-- Prompt --
Write every record out again exactly, and keep images out of it.

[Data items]

____

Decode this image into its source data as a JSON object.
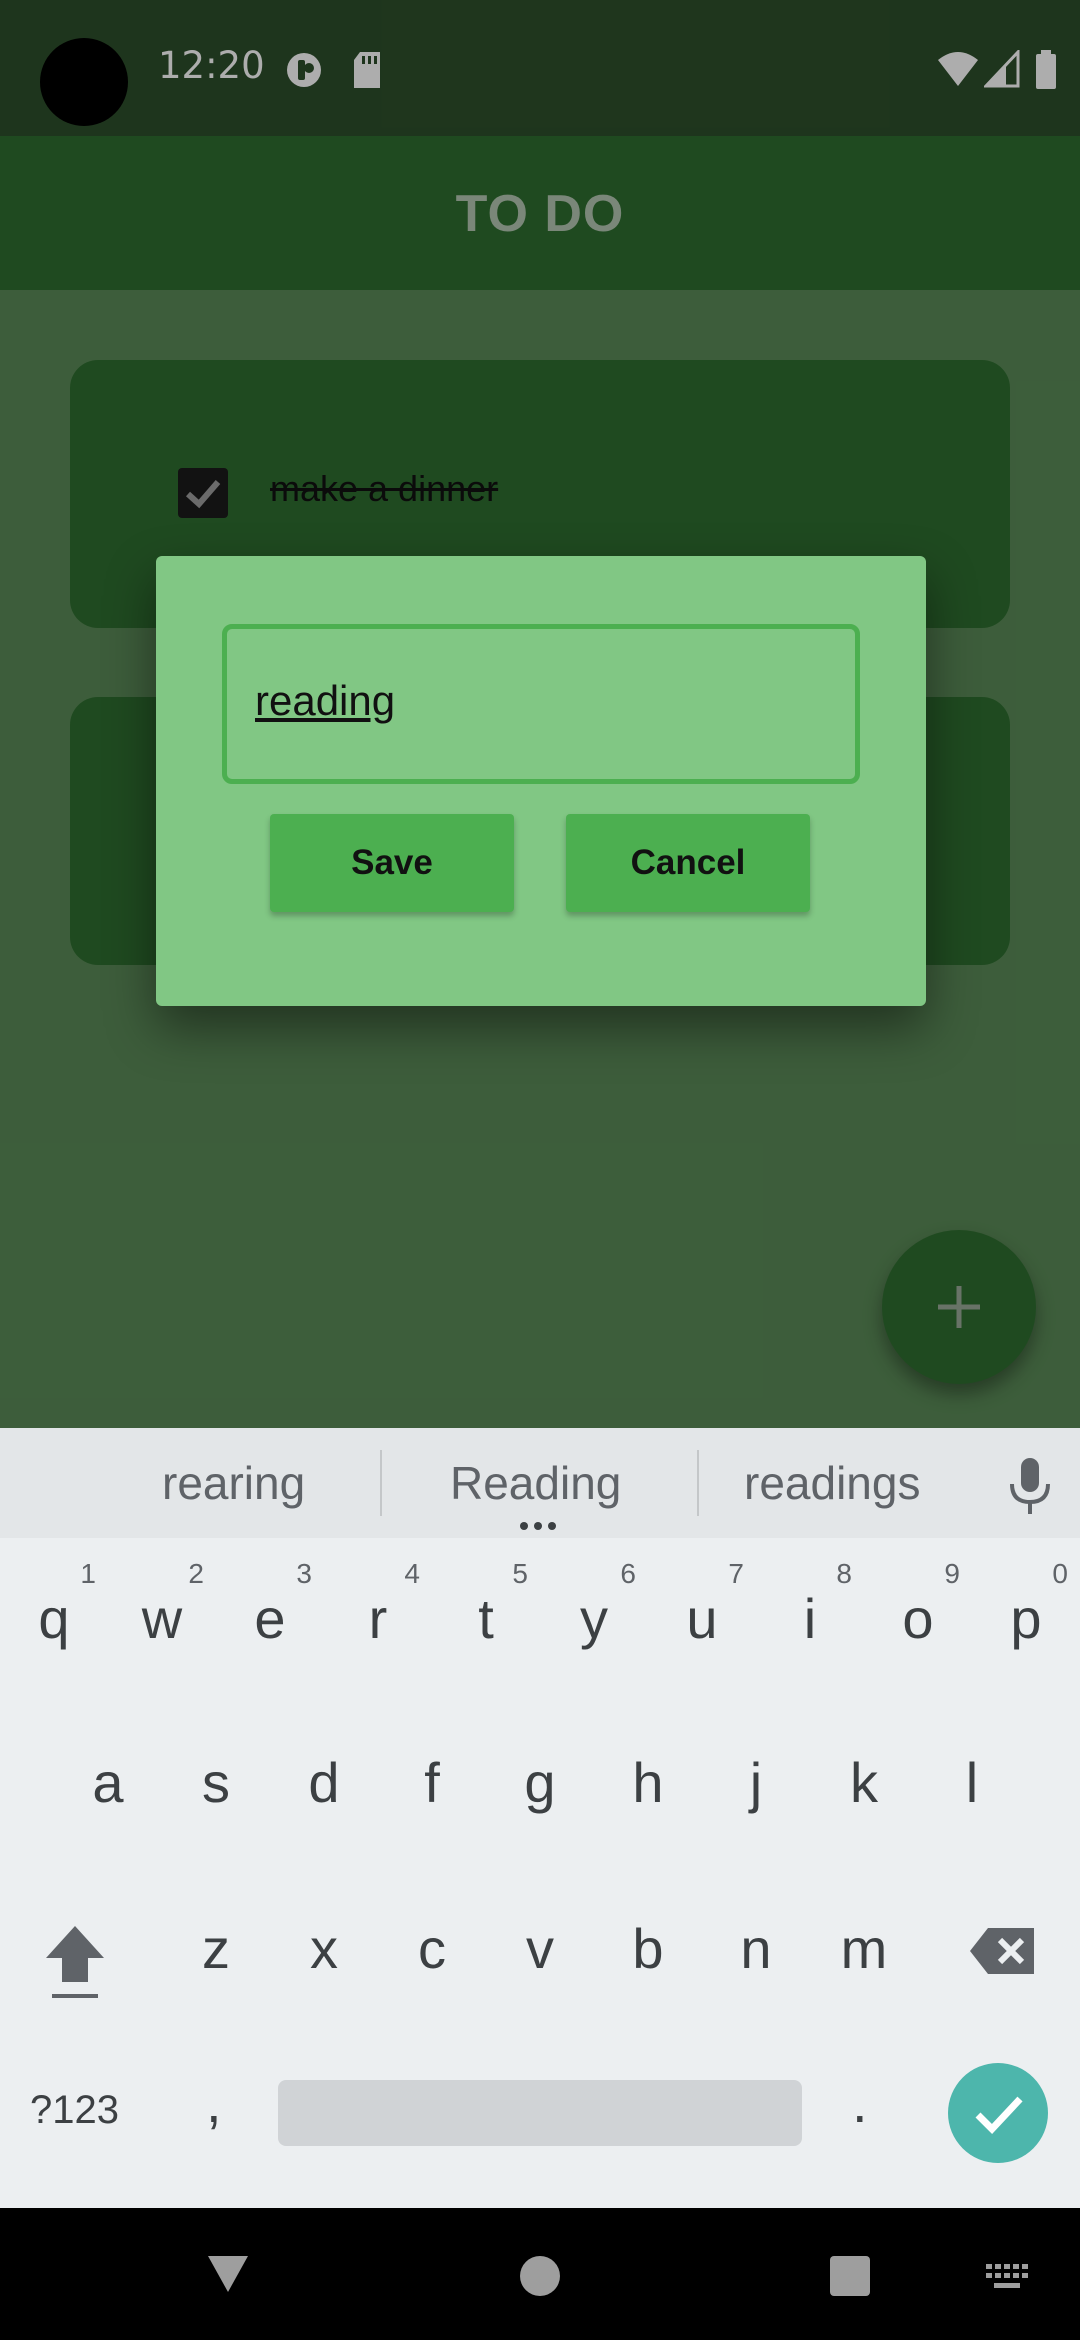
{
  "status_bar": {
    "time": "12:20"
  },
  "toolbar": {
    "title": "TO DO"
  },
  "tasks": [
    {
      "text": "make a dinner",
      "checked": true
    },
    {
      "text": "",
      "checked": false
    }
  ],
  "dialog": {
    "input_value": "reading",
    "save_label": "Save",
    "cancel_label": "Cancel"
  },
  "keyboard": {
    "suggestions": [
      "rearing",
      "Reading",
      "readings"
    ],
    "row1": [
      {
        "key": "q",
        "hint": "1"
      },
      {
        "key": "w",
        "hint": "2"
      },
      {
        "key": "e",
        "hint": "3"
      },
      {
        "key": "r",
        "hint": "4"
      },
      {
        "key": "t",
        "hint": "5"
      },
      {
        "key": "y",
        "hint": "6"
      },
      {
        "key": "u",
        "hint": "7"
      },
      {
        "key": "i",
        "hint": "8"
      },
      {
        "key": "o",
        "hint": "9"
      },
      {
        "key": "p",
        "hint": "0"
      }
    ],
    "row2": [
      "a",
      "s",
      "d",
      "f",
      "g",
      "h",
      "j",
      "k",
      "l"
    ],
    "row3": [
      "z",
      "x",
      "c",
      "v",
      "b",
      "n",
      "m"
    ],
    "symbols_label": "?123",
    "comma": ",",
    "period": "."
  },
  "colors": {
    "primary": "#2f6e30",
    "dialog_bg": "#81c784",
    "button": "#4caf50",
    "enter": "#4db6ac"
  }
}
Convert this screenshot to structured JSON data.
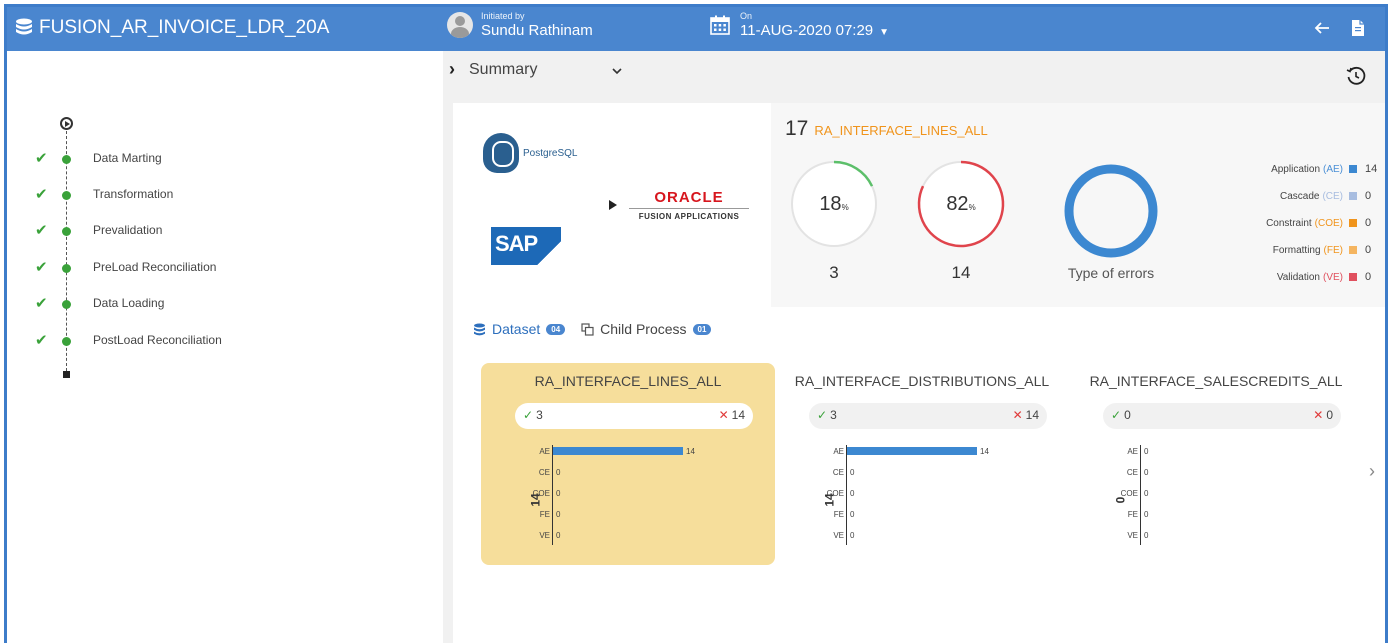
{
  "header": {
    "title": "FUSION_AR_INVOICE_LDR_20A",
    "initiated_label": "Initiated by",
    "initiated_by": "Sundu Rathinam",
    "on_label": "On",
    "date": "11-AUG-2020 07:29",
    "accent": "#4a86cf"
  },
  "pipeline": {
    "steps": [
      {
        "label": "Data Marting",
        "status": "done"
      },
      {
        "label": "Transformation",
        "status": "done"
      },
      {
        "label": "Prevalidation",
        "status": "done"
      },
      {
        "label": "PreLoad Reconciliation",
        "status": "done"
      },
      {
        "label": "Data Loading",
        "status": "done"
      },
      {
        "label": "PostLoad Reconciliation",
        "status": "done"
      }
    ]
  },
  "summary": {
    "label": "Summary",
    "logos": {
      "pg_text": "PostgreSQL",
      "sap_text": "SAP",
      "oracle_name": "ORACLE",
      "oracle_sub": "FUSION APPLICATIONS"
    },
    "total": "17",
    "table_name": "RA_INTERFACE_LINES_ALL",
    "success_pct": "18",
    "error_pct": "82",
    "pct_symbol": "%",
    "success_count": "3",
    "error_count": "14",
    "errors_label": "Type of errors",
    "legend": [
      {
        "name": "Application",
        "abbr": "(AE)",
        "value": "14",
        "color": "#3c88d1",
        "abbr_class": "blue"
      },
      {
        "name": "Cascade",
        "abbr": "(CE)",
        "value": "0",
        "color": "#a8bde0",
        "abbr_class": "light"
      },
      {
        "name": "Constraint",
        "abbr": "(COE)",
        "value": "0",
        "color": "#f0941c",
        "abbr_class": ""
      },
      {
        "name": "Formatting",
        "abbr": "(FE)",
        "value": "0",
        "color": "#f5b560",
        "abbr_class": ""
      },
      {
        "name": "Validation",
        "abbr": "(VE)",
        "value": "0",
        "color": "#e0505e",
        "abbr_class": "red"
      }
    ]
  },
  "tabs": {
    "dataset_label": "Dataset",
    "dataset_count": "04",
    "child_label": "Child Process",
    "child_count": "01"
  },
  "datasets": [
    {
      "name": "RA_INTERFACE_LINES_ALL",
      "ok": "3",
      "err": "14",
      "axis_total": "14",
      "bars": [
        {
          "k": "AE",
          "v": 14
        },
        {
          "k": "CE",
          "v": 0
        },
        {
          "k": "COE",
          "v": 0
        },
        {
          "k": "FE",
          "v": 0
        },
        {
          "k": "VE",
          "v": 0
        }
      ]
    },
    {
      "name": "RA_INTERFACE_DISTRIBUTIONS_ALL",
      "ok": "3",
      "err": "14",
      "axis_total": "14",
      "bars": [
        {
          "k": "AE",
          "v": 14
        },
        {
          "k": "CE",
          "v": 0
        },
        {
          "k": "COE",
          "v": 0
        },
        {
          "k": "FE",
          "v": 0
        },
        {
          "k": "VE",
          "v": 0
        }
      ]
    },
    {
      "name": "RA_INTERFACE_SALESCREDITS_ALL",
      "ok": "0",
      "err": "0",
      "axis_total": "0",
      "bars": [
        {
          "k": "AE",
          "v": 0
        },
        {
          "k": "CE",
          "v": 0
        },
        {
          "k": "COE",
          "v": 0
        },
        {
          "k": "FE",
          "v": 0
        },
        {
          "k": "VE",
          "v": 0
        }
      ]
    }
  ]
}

____

-- Solution to this problem --
Decode this image into its source data as a JSON object.
{
  "status_bar": {
    "time": "12:20"
  },
  "toolbar": {
    "title": "TO DO"
  },
  "tasks": [
    {
      "text": "make a dinner",
      "checked": true
    },
    {
      "text": "",
      "checked": false
    }
  ],
  "dialog": {
    "input_value": "reading",
    "save_label": "Save",
    "cancel_label": "Cancel"
  },
  "keyboard": {
    "suggestions": [
      "rearing",
      "Reading",
      "readings"
    ],
    "row1": [
      {
        "key": "q",
        "hint": "1"
      },
      {
        "key": "w",
        "hint": "2"
      },
      {
        "key": "e",
        "hint": "3"
      },
      {
        "key": "r",
        "hint": "4"
      },
      {
        "key": "t",
        "hint": "5"
      },
      {
        "key": "y",
        "hint": "6"
      },
      {
        "key": "u",
        "hint": "7"
      },
      {
        "key": "i",
        "hint": "8"
      },
      {
        "key": "o",
        "hint": "9"
      },
      {
        "key": "p",
        "hint": "0"
      }
    ],
    "row2": [
      "a",
      "s",
      "d",
      "f",
      "g",
      "h",
      "j",
      "k",
      "l"
    ],
    "row3": [
      "z",
      "x",
      "c",
      "v",
      "b",
      "n",
      "m"
    ],
    "symbols_label": "?123",
    "comma": ",",
    "period": "."
  },
  "colors": {
    "primary": "#2f6e30",
    "dialog_bg": "#81c784",
    "button": "#4caf50",
    "enter": "#4db6ac"
  }
}
Convert this screenshot to structured JSON data.
{
  "header": {
    "title": "FUSION_AR_INVOICE_LDR_20A",
    "initiated_label": "Initiated by",
    "initiated_by": "Sundu Rathinam",
    "on_label": "On",
    "date": "11-AUG-2020 07:29",
    "accent": "#4a86cf"
  },
  "pipeline": {
    "steps": [
      {
        "label": "Data Marting",
        "status": "done"
      },
      {
        "label": "Transformation",
        "status": "done"
      },
      {
        "label": "Prevalidation",
        "status": "done"
      },
      {
        "label": "PreLoad Reconciliation",
        "status": "done"
      },
      {
        "label": "Data Loading",
        "status": "done"
      },
      {
        "label": "PostLoad Reconciliation",
        "status": "done"
      }
    ]
  },
  "summary": {
    "label": "Summary",
    "logos": {
      "pg_text": "PostgreSQL",
      "sap_text": "SAP",
      "oracle_name": "ORACLE",
      "oracle_sub": "FUSION APPLICATIONS"
    },
    "total": "17",
    "table_name": "RA_INTERFACE_LINES_ALL",
    "success_pct": "18",
    "error_pct": "82",
    "pct_symbol": "%",
    "success_count": "3",
    "error_count": "14",
    "errors_label": "Type of errors",
    "legend": [
      {
        "name": "Application",
        "abbr": "(AE)",
        "value": "14",
        "color": "#3c88d1",
        "abbr_class": "blue"
      },
      {
        "name": "Cascade",
        "abbr": "(CE)",
        "value": "0",
        "color": "#a8bde0",
        "abbr_class": "light"
      },
      {
        "name": "Constraint",
        "abbr": "(COE)",
        "value": "0",
        "color": "#f0941c",
        "abbr_class": ""
      },
      {
        "name": "Formatting",
        "abbr": "(FE)",
        "value": "0",
        "color": "#f5b560",
        "abbr_class": ""
      },
      {
        "name": "Validation",
        "abbr": "(VE)",
        "value": "0",
        "color": "#e0505e",
        "abbr_class": "red"
      }
    ]
  },
  "tabs": {
    "dataset_label": "Dataset",
    "dataset_count": "04",
    "child_label": "Child Process",
    "child_count": "01"
  },
  "datasets": [
    {
      "name": "RA_INTERFACE_LINES_ALL",
      "ok": "3",
      "err": "14",
      "axis_total": "14",
      "bars": [
        {
          "k": "AE",
          "v": 14
        },
        {
          "k": "CE",
          "v": 0
        },
        {
          "k": "COE",
          "v": 0
        },
        {
          "k": "FE",
          "v": 0
        },
        {
          "k": "VE",
          "v": 0
        }
      ]
    },
    {
      "name": "RA_INTERFACE_DISTRIBUTIONS_ALL",
      "ok": "3",
      "err": "14",
      "axis_total": "14",
      "bars": [
        {
          "k": "AE",
          "v": 14
        },
        {
          "k": "CE",
          "v": 0
        },
        {
          "k": "COE",
          "v": 0
        },
        {
          "k": "FE",
          "v": 0
        },
        {
          "k": "VE",
          "v": 0
        }
      ]
    },
    {
      "name": "RA_INTERFACE_SALESCREDITS_ALL",
      "ok": "0",
      "err": "0",
      "axis_total": "0",
      "bars": [
        {
          "k": "AE",
          "v": 0
        },
        {
          "k": "CE",
          "v": 0
        },
        {
          "k": "COE",
          "v": 0
        },
        {
          "k": "FE",
          "v": 0
        },
        {
          "k": "VE",
          "v": 0
        }
      ]
    }
  ]
}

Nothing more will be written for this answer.